DATA EXCERPTS>
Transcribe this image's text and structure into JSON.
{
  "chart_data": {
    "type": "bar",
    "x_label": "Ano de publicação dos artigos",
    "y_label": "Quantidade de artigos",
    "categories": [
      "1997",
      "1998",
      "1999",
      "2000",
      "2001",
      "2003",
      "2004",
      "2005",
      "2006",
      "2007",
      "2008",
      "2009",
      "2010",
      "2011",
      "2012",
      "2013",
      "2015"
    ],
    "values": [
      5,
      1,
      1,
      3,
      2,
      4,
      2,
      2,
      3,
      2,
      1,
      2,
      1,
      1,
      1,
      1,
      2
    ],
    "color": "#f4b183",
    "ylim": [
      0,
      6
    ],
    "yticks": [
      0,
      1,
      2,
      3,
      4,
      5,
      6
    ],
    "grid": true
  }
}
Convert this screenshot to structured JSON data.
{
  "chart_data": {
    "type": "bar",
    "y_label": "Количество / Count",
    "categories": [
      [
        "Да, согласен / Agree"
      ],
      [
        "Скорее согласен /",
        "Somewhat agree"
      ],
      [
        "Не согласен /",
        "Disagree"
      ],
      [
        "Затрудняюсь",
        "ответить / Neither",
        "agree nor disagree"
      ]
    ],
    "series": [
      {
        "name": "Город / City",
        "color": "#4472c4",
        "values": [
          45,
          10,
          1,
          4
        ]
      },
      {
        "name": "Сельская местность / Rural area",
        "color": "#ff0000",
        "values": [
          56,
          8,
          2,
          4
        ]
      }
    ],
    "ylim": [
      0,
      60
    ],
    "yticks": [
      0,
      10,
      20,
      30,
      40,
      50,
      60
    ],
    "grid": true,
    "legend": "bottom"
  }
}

TO BE DONE>
Quote every line from the line containing "Convert this screenshot" through the closing line of the listing, including both.

ANSWER FOR THIS EXERCISE>
Convert this screenshot to structured JSON data.
{
  "chart_data": {
    "type": "bar",
    "y_label": "Количество / Count",
    "categories": [
      [
        "Да, согласен / Agree"
      ],
      [
        "Скорее согласен /",
        "Somewhat agree"
      ],
      [
        "Не согласен /",
        "Disagree"
      ],
      [
        "Затрудняюсь",
        "ответить / Neither",
        "agree nor disagree"
      ]
    ],
    "series": [
      {
        "name": "Город / City",
        "color": "#4472c4",
        "values": [
          45,
          10,
          1,
          4
        ]
      },
      {
        "name": "Сельская местность / Rural area",
        "color": "#ff0000",
        "values": [
          56,
          8,
          2,
          4
        ]
      }
    ],
    "ylim": [
      0,
      60
    ],
    "yticks": [
      0,
      10,
      20,
      30,
      40,
      50,
      60
    ],
    "grid": true,
    "legend": "bottom"
  }
}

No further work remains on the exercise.